Exercise prompt. It is required that all of the data be written out exactly.

Raw data.
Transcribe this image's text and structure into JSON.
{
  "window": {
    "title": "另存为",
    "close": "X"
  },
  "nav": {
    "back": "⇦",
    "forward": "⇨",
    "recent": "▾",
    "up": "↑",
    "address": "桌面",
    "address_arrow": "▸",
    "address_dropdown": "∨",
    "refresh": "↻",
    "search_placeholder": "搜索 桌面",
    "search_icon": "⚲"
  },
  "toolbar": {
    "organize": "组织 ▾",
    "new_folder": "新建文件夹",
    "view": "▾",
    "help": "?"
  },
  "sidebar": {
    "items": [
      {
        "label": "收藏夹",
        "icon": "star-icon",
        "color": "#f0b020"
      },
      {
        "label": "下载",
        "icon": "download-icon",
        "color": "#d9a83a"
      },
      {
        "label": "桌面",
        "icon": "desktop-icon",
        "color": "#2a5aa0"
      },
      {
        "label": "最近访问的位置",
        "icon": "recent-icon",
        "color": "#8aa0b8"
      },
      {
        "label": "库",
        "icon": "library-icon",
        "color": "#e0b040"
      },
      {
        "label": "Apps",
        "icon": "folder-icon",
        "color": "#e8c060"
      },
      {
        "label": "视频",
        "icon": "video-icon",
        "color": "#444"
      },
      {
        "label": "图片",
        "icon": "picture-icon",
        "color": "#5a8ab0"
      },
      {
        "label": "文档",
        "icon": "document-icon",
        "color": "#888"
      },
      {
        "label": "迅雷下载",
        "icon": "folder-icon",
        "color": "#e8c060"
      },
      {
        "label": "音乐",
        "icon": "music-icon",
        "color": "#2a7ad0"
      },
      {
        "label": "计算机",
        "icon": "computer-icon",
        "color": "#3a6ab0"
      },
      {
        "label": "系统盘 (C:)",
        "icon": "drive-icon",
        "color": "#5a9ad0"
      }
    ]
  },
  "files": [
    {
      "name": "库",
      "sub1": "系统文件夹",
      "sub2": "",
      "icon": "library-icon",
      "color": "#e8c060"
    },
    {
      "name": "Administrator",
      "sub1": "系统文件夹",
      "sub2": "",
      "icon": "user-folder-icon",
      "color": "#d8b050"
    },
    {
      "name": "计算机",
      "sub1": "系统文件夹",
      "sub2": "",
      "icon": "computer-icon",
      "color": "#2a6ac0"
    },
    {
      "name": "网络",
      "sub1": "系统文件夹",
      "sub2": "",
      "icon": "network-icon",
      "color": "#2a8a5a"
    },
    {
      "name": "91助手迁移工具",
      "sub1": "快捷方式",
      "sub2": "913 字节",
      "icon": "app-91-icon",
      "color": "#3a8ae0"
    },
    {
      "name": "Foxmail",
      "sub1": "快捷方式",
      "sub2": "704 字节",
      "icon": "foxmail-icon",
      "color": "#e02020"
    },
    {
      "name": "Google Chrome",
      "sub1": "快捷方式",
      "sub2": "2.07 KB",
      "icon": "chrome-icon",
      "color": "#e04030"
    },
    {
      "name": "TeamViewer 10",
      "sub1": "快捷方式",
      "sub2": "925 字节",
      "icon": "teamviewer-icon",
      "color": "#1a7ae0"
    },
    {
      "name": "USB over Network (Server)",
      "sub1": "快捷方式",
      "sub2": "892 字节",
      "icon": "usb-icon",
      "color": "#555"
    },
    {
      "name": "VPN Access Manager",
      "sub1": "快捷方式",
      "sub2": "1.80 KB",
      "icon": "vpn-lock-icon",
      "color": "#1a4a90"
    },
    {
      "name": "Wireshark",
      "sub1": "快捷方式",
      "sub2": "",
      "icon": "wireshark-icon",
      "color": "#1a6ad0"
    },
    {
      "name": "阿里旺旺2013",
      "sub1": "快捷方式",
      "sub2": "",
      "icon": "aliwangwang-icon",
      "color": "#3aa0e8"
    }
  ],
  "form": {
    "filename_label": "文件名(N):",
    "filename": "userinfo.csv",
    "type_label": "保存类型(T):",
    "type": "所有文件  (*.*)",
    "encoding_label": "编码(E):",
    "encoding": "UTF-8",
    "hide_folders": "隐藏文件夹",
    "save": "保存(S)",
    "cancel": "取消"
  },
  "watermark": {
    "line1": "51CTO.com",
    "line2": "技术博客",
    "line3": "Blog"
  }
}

In response.
Transcribe this image's text and structure into JSON.
{
  "window": {
    "title": "另存为",
    "close": "X"
  },
  "nav": {
    "back": "⇦",
    "forward": "⇨",
    "recent": "▾",
    "up": "↑",
    "address": "桌面",
    "address_arrow": "▸",
    "address_dropdown": "∨",
    "refresh": "↻",
    "search_placeholder": "搜索 桌面",
    "search_icon": "⚲"
  },
  "toolbar": {
    "organize": "组织 ▾",
    "new_folder": "新建文件夹",
    "view": "▾",
    "help": "?"
  },
  "sidebar": {
    "items": [
      {
        "label": "收藏夹",
        "icon": "star-icon",
        "color": "#f0b020"
      },
      {
        "label": "下载",
        "icon": "download-icon",
        "color": "#d9a83a"
      },
      {
        "label": "桌面",
        "icon": "desktop-icon",
        "color": "#2a5aa0"
      },
      {
        "label": "最近访问的位置",
        "icon": "recent-icon",
        "color": "#8aa0b8"
      },
      {
        "label": "库",
        "icon": "library-icon",
        "color": "#e0b040"
      },
      {
        "label": "Apps",
        "icon": "folder-icon",
        "color": "#e8c060"
      },
      {
        "label": "视频",
        "icon": "video-icon",
        "color": "#444"
      },
      {
        "label": "图片",
        "icon": "picture-icon",
        "color": "#5a8ab0"
      },
      {
        "label": "文档",
        "icon": "document-icon",
        "color": "#888"
      },
      {
        "label": "迅雷下载",
        "icon": "folder-icon",
        "color": "#e8c060"
      },
      {
        "label": "音乐",
        "icon": "music-icon",
        "color": "#2a7ad0"
      },
      {
        "label": "计算机",
        "icon": "computer-icon",
        "color": "#3a6ab0"
      },
      {
        "label": "系统盘 (C:)",
        "icon": "drive-icon",
        "color": "#5a9ad0"
      }
    ]
  },
  "files": [
    {
      "name": "库",
      "sub1": "系统文件夹",
      "sub2": "",
      "icon": "library-icon",
      "color": "#e8c060"
    },
    {
      "name": "Administrator",
      "sub1": "系统文件夹",
      "sub2": "",
      "icon": "user-folder-icon",
      "color": "#d8b050"
    },
    {
      "name": "计算机",
      "sub1": "系统文件夹",
      "sub2": "",
      "icon": "computer-icon",
      "color": "#2a6ac0"
    },
    {
      "name": "网络",
      "sub1": "系统文件夹",
      "sub2": "",
      "icon": "network-icon",
      "color": "#2a8a5a"
    },
    {
      "name": "91助手迁移工具",
      "sub1": "快捷方式",
      "sub2": "913 字节",
      "icon": "app-91-icon",
      "color": "#3a8ae0"
    },
    {
      "name": "Foxmail",
      "sub1": "快捷方式",
      "sub2": "704 字节",
      "icon": "foxmail-icon",
      "color": "#e02020"
    },
    {
      "name": "Google Chrome",
      "sub1": "快捷方式",
      "sub2": "2.07 KB",
      "icon": "chrome-icon",
      "color": "#e04030"
    },
    {
      "name": "TeamViewer 10",
      "sub1": "快捷方式",
      "sub2": "925 字节",
      "icon": "teamviewer-icon",
      "color": "#1a7ae0"
    },
    {
      "name": "USB over Network (Server)",
      "sub1": "快捷方式",
      "sub2": "892 字节",
      "icon": "usb-icon",
      "color": "#555"
    },
    {
      "name": "VPN Access Manager",
      "sub1": "快捷方式",
      "sub2": "1.80 KB",
      "icon": "vpn-lock-icon",
      "color": "#1a4a90"
    },
    {
      "name": "Wireshark",
      "sub1": "快捷方式",
      "sub2": "",
      "icon": "wireshark-icon",
      "color": "#1a6ad0"
    },
    {
      "name": "阿里旺旺2013",
      "sub1": "快捷方式",
      "sub2": "",
      "icon": "aliwangwang-icon",
      "color": "#3aa0e8"
    }
  ],
  "form": {
    "filename_label": "文件名(N):",
    "filename": "userinfo.csv",
    "type_label": "保存类型(T):",
    "type": "所有文件  (*.*)",
    "encoding_label": "编码(E):",
    "encoding": "UTF-8",
    "hide_folders": "隐藏文件夹",
    "save": "保存(S)",
    "cancel": "取消"
  },
  "watermark": {
    "line1": "51CTO.com",
    "line2": "技术博客",
    "line3": "Blog"
  }
}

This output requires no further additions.